Task prompt – Reproduce every record exactly as it appears, but not the pictures.

Items –
______________________________
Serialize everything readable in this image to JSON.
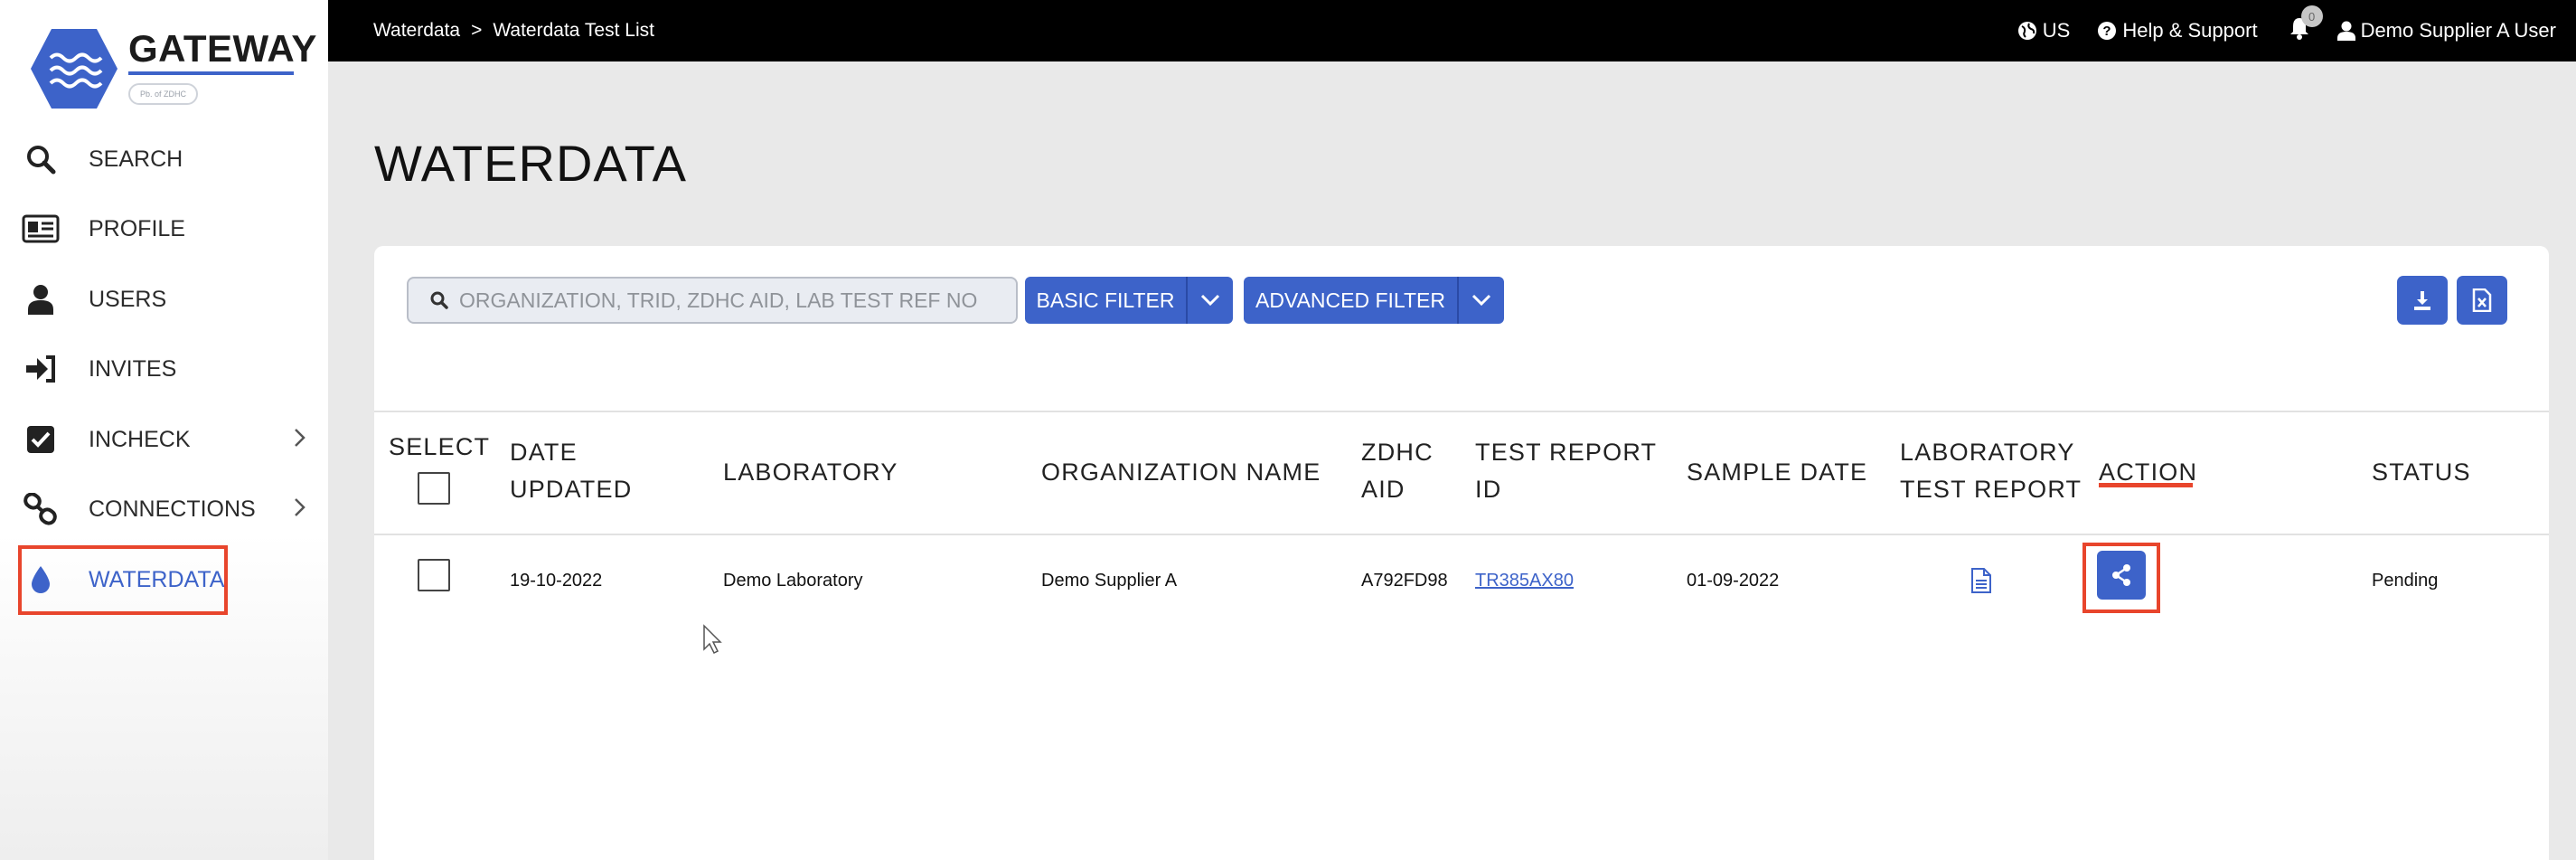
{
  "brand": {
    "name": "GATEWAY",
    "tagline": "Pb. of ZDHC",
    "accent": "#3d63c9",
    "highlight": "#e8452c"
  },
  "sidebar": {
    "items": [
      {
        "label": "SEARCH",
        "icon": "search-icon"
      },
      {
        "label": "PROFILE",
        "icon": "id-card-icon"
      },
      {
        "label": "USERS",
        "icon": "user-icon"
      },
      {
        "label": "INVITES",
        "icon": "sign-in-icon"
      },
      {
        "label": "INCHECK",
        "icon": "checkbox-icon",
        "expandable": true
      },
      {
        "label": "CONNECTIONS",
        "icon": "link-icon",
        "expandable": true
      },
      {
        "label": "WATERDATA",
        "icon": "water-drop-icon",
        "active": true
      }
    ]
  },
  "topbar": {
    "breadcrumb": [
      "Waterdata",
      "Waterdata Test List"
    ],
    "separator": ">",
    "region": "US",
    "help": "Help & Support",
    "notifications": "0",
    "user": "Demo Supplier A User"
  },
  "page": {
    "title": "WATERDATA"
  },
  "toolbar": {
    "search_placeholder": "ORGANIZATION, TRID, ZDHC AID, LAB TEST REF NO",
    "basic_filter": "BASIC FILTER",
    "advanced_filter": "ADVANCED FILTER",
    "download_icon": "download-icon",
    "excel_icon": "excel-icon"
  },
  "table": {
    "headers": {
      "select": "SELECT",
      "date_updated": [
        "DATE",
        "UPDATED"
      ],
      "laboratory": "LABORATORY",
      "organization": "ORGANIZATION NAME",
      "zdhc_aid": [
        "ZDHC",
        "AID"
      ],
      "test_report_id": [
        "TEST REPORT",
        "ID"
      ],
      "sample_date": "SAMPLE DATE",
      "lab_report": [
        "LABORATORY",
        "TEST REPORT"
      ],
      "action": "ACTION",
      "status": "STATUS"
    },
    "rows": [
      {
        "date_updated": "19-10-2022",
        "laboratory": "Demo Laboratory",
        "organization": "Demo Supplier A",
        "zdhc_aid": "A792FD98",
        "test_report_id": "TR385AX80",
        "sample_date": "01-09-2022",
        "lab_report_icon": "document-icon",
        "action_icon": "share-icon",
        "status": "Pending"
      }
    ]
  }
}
______________________________
Worked solution –
Serialize everything readable in this image to JSON.
{
  "brand": {
    "name": "GATEWAY",
    "tagline": "Pb. of ZDHC",
    "accent": "#3d63c9",
    "highlight": "#e8452c"
  },
  "sidebar": {
    "items": [
      {
        "label": "SEARCH",
        "icon": "search-icon"
      },
      {
        "label": "PROFILE",
        "icon": "id-card-icon"
      },
      {
        "label": "USERS",
        "icon": "user-icon"
      },
      {
        "label": "INVITES",
        "icon": "sign-in-icon"
      },
      {
        "label": "INCHECK",
        "icon": "checkbox-icon",
        "expandable": true
      },
      {
        "label": "CONNECTIONS",
        "icon": "link-icon",
        "expandable": true
      },
      {
        "label": "WATERDATA",
        "icon": "water-drop-icon",
        "active": true
      }
    ]
  },
  "topbar": {
    "breadcrumb": [
      "Waterdata",
      "Waterdata Test List"
    ],
    "separator": ">",
    "region": "US",
    "help": "Help & Support",
    "notifications": "0",
    "user": "Demo Supplier A User"
  },
  "page": {
    "title": "WATERDATA"
  },
  "toolbar": {
    "search_placeholder": "ORGANIZATION, TRID, ZDHC AID, LAB TEST REF NO",
    "basic_filter": "BASIC FILTER",
    "advanced_filter": "ADVANCED FILTER",
    "download_icon": "download-icon",
    "excel_icon": "excel-icon"
  },
  "table": {
    "headers": {
      "select": "SELECT",
      "date_updated": [
        "DATE",
        "UPDATED"
      ],
      "laboratory": "LABORATORY",
      "organization": "ORGANIZATION NAME",
      "zdhc_aid": [
        "ZDHC",
        "AID"
      ],
      "test_report_id": [
        "TEST REPORT",
        "ID"
      ],
      "sample_date": "SAMPLE DATE",
      "lab_report": [
        "LABORATORY",
        "TEST REPORT"
      ],
      "action": "ACTION",
      "status": "STATUS"
    },
    "rows": [
      {
        "date_updated": "19-10-2022",
        "laboratory": "Demo Laboratory",
        "organization": "Demo Supplier A",
        "zdhc_aid": "A792FD98",
        "test_report_id": "TR385AX80",
        "sample_date": "01-09-2022",
        "lab_report_icon": "document-icon",
        "action_icon": "share-icon",
        "status": "Pending"
      }
    ]
  }
}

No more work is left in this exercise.